Dataset records
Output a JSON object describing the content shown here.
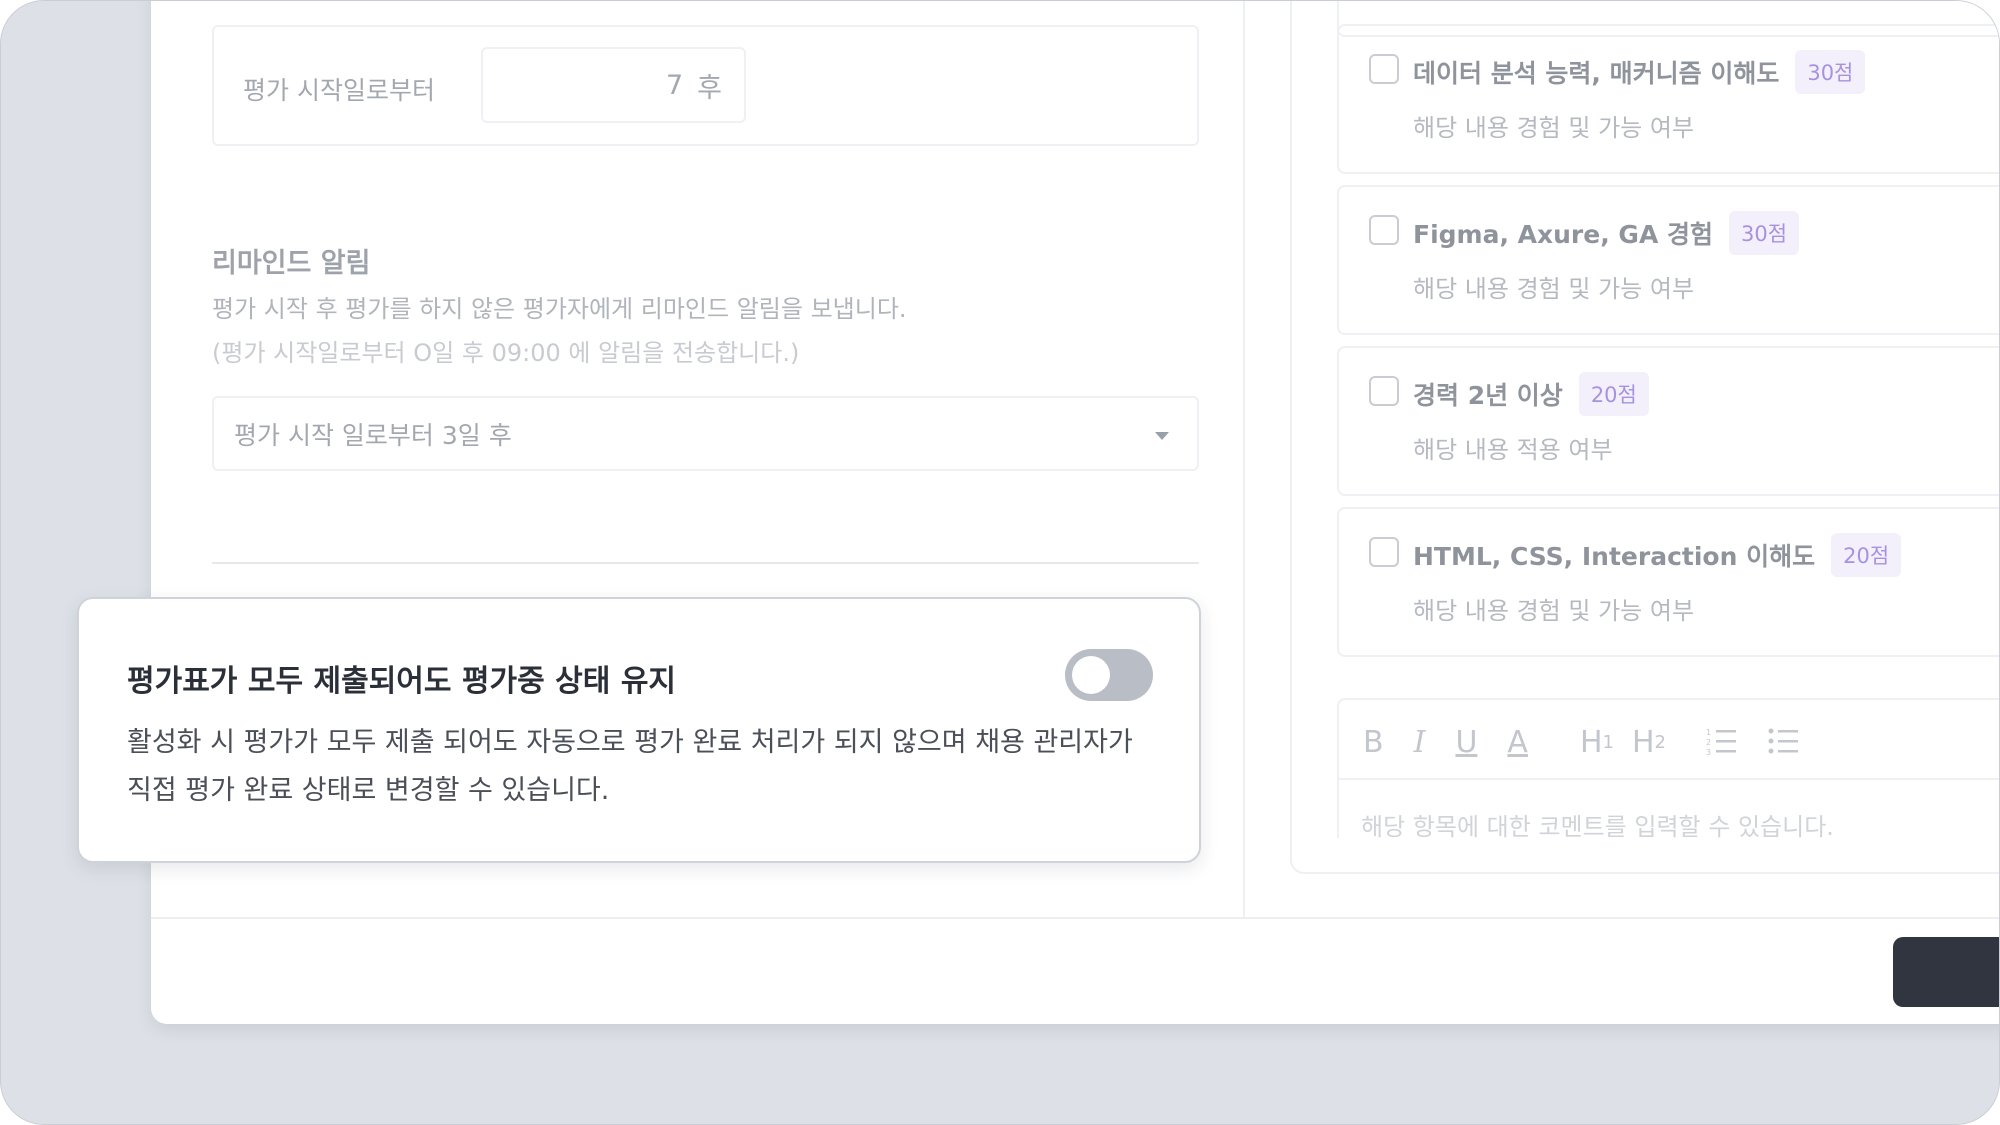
{
  "start_section": {
    "label": "평가 시작일로부터",
    "value": "7",
    "unit": "후"
  },
  "reminder": {
    "title": "리마인드 알림",
    "description": "평가 시작 후 평가를 하지 않은 평가자에게 리마인드 알림을 보냅니다.",
    "note": "(평가 시작일로부터 O일 후 09:00 에 알림을 전송합니다.)",
    "selected_option": "평가 시작 일로부터 3일 후"
  },
  "criteria": [
    {
      "title": "데이터 분석 능력, 매커니즘 이해도",
      "points": "30점",
      "description": "해당 내용 경험 및 가능 여부"
    },
    {
      "title": "Figma, Axure, GA 경험",
      "points": "30점",
      "description": "해당 내용 경험 및 가능 여부"
    },
    {
      "title": "경력 2년 이상",
      "points": "20점",
      "description": "해당 내용 적용 여부"
    },
    {
      "title": "HTML, CSS, Interaction 이해도",
      "points": "20점",
      "description": "해당 내용 경험 및 가능 여부"
    }
  ],
  "editor": {
    "toolbar": {
      "bold": "B",
      "italic": "I",
      "underline": "U",
      "text_color": "A",
      "h1": "H",
      "h1_sub": "1",
      "h2": "H",
      "h2_sub": "2"
    },
    "placeholder": "해당 항목에 대한 코멘트를 입력할 수 있습니다."
  },
  "overlay": {
    "title": "평가표가 모두 제출되어도 평가중 상태 유지",
    "description": "활성화 시 평가가 모두 제출 되어도 자동으로 평가 완료 처리가 되지 않으며 채용 관리자가 직접 평가 완료 상태로 변경할 수 있습니다.",
    "toggle_on": false
  },
  "colors": {
    "badge_text": "#a892e0",
    "badge_bg": "#f3f0fc",
    "primary_button": "#303540",
    "toggle_off": "#b9bdc5"
  }
}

▶ _YOUR OBJECTIVE_: Strip out the images, then output the records above word for word.

▶ _ANSWER TO THIS TASK_:
Output a JSON object describing the content shown here.
{
  "start_section": {
    "label": "평가 시작일로부터",
    "value": "7",
    "unit": "후"
  },
  "reminder": {
    "title": "리마인드 알림",
    "description": "평가 시작 후 평가를 하지 않은 평가자에게 리마인드 알림을 보냅니다.",
    "note": "(평가 시작일로부터 O일 후 09:00 에 알림을 전송합니다.)",
    "selected_option": "평가 시작 일로부터 3일 후"
  },
  "criteria": [
    {
      "title": "데이터 분석 능력, 매커니즘 이해도",
      "points": "30점",
      "description": "해당 내용 경험 및 가능 여부"
    },
    {
      "title": "Figma, Axure, GA 경험",
      "points": "30점",
      "description": "해당 내용 경험 및 가능 여부"
    },
    {
      "title": "경력 2년 이상",
      "points": "20점",
      "description": "해당 내용 적용 여부"
    },
    {
      "title": "HTML, CSS, Interaction 이해도",
      "points": "20점",
      "description": "해당 내용 경험 및 가능 여부"
    }
  ],
  "editor": {
    "toolbar": {
      "bold": "B",
      "italic": "I",
      "underline": "U",
      "text_color": "A",
      "h1": "H",
      "h1_sub": "1",
      "h2": "H",
      "h2_sub": "2"
    },
    "placeholder": "해당 항목에 대한 코멘트를 입력할 수 있습니다."
  },
  "overlay": {
    "title": "평가표가 모두 제출되어도 평가중 상태 유지",
    "description": "활성화 시 평가가 모두 제출 되어도 자동으로 평가 완료 처리가 되지 않으며 채용 관리자가 직접 평가 완료 상태로 변경할 수 있습니다.",
    "toggle_on": false
  },
  "colors": {
    "badge_text": "#a892e0",
    "badge_bg": "#f3f0fc",
    "primary_button": "#303540",
    "toggle_off": "#b9bdc5"
  }
}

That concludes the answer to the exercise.